• _The task_
Retype the whole listing, please, keeping every line exact and dropping the pictures.

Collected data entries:
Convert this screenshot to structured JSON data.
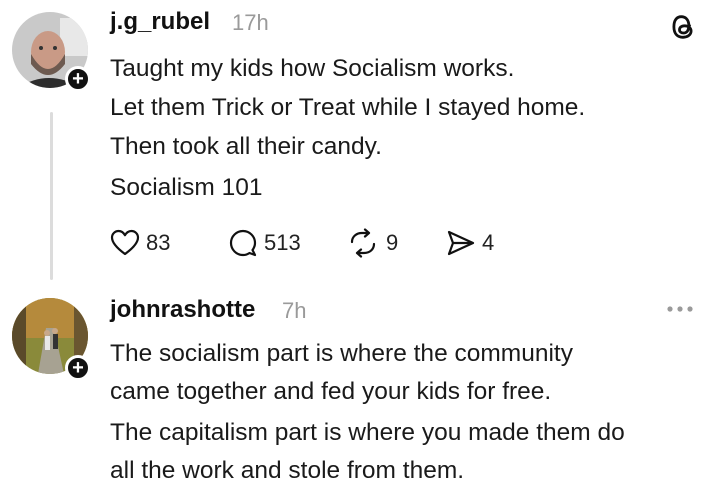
{
  "post": {
    "username": "j.g_rubel",
    "time": "17h",
    "lines": [
      "Taught my kids how Socialism works.",
      "Let them Trick or Treat while I stayed home.",
      "Then took all their candy.",
      "Socialism 101"
    ],
    "likes": "83",
    "replies": "513",
    "reposts": "9",
    "shares": "4"
  },
  "reply": {
    "username": "johnrashotte",
    "time": "7h",
    "lines": [
      "The socialism part is where the community",
      "came together and fed your kids for free.",
      "The capitalism part is where you made them do",
      "all the work and stole from them."
    ]
  },
  "icons": {
    "brand": "threads-icon",
    "like": "heart-icon",
    "reply": "comment-icon",
    "repost": "repost-icon",
    "share": "send-icon",
    "follow": "plus-icon",
    "more": "more-icon"
  }
}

• _Written solution_
Convert this screenshot to structured JSON data.
{
  "post": {
    "username": "j.g_rubel",
    "time": "17h",
    "lines": [
      "Taught my kids how Socialism works.",
      "Let them Trick or Treat while I stayed home.",
      "Then took all their candy.",
      "Socialism 101"
    ],
    "likes": "83",
    "replies": "513",
    "reposts": "9",
    "shares": "4"
  },
  "reply": {
    "username": "johnrashotte",
    "time": "7h",
    "lines": [
      "The socialism part is where the community",
      "came together and fed your kids for free.",
      "The capitalism part is where you made them do",
      "all the work and stole from them."
    ]
  },
  "icons": {
    "brand": "threads-icon",
    "like": "heart-icon",
    "reply": "comment-icon",
    "repost": "repost-icon",
    "share": "send-icon",
    "follow": "plus-icon",
    "more": "more-icon"
  }
}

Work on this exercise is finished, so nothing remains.